[Items from a figure collection]
------------

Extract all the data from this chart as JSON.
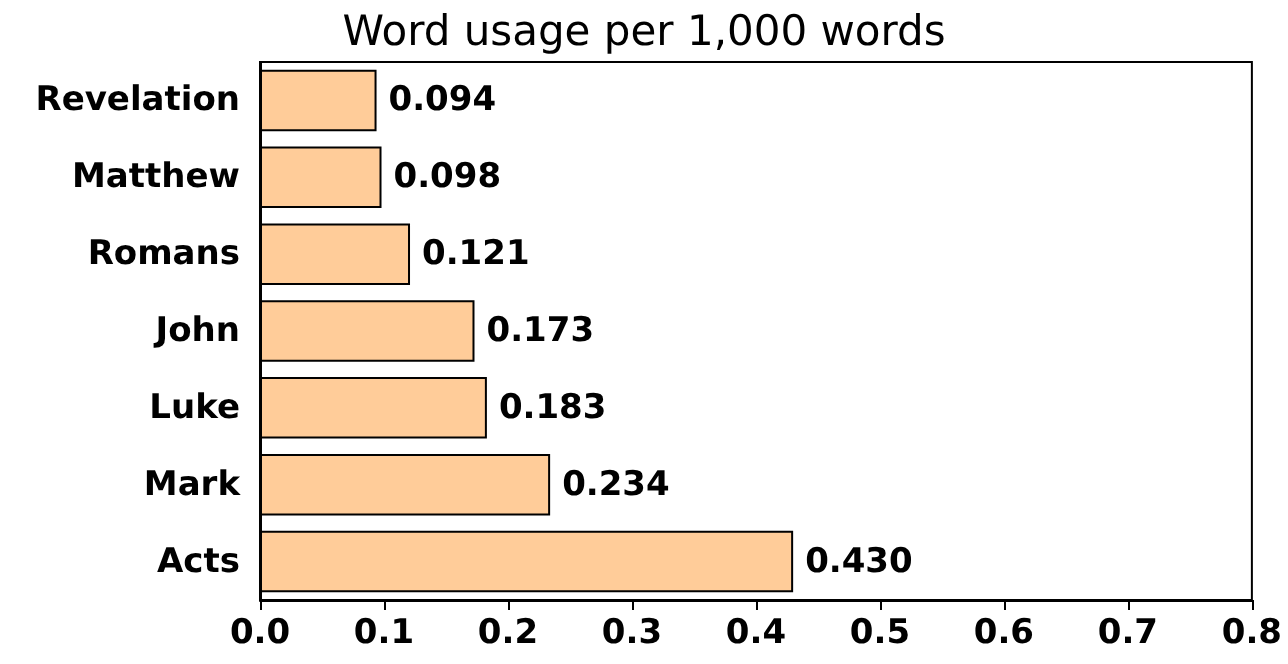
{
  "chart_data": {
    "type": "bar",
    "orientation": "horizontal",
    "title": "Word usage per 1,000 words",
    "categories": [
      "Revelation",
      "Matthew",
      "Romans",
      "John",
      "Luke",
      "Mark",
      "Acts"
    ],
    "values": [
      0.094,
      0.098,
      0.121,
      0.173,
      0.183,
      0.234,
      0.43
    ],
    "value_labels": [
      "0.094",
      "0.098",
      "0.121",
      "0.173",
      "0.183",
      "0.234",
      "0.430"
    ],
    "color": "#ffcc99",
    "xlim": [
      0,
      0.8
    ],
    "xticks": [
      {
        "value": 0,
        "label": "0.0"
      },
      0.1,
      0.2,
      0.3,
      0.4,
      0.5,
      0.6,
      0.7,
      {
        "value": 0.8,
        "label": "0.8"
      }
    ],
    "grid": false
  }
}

------------

• _What you need to do_: Working from the lines above, reproduce the material exactly and exclude its pictures.

• _Result_:
Extract all the data from this chart as JSON.
{
  "chart_data": {
    "type": "bar",
    "orientation": "horizontal",
    "title": "Word usage per 1,000 words",
    "categories": [
      "Revelation",
      "Matthew",
      "Romans",
      "John",
      "Luke",
      "Mark",
      "Acts"
    ],
    "values": [
      0.094,
      0.098,
      0.121,
      0.173,
      0.183,
      0.234,
      0.43
    ],
    "value_labels": [
      "0.094",
      "0.098",
      "0.121",
      "0.173",
      "0.183",
      "0.234",
      "0.430"
    ],
    "color": "#ffcc99",
    "xlim": [
      0,
      0.8
    ],
    "xticks": [
      {
        "value": 0,
        "label": "0.0"
      },
      0.1,
      0.2,
      0.3,
      0.4,
      0.5,
      0.6,
      0.7,
      {
        "value": 0.8,
        "label": "0.8"
      }
    ],
    "grid": false
  }
}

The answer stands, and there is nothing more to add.